Dataset rows about figures:

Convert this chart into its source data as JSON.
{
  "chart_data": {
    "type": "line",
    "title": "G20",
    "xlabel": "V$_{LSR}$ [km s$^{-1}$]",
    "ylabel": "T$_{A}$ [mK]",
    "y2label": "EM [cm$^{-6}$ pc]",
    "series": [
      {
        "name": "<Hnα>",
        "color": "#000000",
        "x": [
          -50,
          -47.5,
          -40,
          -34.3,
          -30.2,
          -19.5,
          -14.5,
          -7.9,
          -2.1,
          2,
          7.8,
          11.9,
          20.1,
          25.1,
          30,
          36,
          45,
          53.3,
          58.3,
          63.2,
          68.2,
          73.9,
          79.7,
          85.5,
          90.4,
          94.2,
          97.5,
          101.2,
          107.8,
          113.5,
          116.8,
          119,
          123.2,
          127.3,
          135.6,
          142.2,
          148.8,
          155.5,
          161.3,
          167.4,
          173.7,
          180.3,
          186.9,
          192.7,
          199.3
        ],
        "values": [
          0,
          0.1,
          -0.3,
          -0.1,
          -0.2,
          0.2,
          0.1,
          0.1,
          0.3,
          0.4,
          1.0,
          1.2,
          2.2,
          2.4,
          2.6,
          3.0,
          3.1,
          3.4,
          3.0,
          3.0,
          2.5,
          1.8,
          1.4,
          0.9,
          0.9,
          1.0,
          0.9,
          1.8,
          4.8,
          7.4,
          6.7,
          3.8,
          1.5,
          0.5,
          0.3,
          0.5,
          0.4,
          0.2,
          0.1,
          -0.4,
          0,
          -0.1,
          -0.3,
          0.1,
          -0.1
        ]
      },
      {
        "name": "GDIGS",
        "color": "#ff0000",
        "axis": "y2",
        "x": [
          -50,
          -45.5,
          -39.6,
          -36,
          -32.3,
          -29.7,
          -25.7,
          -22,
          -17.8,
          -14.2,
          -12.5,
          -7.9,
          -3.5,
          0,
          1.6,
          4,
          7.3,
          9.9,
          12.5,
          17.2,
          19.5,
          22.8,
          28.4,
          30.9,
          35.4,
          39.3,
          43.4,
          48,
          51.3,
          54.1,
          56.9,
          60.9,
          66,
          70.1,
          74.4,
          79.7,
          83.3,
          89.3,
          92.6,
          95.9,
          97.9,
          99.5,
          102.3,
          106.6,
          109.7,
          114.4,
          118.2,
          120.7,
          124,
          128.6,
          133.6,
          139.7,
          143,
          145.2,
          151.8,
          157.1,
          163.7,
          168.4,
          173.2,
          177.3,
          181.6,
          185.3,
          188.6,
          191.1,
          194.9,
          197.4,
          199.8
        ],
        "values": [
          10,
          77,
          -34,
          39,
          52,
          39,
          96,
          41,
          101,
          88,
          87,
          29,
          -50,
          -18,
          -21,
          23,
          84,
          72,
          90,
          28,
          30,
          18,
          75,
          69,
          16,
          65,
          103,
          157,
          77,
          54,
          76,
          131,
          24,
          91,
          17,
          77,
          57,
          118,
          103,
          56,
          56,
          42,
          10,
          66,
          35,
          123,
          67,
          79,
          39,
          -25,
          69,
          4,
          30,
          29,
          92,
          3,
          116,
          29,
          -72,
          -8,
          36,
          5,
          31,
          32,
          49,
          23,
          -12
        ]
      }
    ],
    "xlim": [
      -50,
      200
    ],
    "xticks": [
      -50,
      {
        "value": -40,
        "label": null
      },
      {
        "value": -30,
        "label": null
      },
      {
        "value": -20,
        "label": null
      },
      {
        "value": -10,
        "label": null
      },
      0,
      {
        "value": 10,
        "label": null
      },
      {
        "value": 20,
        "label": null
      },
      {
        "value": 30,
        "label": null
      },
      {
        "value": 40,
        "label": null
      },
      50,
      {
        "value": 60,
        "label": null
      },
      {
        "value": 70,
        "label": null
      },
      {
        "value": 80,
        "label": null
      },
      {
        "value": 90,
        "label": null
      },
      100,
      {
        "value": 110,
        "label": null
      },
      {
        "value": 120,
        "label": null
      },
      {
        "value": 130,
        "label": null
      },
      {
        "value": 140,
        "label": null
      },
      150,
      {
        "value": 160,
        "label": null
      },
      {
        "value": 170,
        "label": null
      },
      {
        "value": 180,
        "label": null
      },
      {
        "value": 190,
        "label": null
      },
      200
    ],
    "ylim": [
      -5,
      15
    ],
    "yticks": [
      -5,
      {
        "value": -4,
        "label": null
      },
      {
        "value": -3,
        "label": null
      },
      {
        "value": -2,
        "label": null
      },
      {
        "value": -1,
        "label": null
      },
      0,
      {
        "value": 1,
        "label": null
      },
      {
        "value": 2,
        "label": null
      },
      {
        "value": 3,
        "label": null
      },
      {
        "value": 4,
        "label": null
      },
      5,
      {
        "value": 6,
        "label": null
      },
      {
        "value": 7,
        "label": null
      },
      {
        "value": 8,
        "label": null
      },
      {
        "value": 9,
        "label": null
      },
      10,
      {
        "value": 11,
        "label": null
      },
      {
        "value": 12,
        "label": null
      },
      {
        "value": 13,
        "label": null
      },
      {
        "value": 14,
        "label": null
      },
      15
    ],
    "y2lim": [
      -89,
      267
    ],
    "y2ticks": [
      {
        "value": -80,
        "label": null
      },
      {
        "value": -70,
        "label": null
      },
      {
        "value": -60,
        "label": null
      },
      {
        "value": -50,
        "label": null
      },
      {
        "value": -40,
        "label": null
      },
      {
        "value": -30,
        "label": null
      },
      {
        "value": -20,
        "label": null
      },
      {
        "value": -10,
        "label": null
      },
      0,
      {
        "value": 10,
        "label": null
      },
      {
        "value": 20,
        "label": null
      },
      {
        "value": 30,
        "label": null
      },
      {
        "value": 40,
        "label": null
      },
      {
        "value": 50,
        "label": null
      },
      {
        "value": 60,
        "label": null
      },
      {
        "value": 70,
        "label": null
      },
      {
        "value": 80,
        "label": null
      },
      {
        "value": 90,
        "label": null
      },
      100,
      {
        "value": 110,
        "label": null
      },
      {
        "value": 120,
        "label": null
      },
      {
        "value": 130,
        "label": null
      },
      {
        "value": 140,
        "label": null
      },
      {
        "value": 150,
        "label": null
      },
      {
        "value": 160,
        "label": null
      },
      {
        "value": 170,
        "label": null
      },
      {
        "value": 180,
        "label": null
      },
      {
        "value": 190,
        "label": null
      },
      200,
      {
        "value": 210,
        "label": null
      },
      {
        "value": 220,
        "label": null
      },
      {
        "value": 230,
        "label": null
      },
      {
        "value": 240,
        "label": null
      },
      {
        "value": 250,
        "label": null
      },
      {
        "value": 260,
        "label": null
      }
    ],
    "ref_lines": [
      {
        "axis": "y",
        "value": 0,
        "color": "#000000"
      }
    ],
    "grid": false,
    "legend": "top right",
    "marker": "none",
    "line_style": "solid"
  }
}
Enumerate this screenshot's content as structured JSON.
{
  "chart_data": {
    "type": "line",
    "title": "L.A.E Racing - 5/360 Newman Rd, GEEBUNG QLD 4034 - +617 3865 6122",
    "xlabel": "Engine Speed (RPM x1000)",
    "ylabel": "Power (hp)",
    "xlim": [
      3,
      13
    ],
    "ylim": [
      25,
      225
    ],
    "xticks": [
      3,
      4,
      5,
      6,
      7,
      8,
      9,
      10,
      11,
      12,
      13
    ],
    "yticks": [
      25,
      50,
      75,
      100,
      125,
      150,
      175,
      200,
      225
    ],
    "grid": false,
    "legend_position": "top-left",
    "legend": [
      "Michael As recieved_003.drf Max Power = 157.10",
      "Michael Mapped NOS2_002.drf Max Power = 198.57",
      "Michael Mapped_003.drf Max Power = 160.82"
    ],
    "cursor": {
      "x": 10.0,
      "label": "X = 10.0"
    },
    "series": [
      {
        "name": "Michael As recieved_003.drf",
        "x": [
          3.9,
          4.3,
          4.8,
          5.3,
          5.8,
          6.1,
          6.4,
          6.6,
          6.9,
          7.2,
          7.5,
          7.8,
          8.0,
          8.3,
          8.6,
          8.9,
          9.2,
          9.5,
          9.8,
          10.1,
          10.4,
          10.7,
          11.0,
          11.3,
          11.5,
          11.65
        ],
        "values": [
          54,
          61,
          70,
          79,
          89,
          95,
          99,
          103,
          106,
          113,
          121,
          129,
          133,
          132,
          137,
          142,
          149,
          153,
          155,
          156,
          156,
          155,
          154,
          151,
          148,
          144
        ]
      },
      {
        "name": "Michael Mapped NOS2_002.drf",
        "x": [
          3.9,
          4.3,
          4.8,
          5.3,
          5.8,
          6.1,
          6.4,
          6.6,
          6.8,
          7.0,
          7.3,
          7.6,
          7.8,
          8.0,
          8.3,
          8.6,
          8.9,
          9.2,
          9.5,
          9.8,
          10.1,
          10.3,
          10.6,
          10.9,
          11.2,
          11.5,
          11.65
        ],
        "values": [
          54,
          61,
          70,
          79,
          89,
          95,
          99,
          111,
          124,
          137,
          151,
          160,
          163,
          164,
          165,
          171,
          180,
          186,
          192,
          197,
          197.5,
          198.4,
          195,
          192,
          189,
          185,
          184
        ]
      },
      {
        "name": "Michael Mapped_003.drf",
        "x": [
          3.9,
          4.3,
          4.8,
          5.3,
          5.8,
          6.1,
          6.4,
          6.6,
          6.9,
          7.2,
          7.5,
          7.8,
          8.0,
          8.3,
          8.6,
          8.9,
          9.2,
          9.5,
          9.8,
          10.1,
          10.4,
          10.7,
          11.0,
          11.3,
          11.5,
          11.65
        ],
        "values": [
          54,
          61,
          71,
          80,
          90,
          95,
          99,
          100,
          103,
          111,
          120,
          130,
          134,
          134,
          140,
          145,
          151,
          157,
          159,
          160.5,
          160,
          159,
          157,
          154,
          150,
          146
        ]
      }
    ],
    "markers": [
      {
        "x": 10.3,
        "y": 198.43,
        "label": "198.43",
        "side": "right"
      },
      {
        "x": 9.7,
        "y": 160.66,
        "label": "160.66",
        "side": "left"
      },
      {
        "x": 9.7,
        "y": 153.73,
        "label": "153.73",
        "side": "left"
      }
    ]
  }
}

> _Direction_: Of the lines in the records, how many contain the word "xlabel"? Answer with the number and nothing else.

> _Response_: 2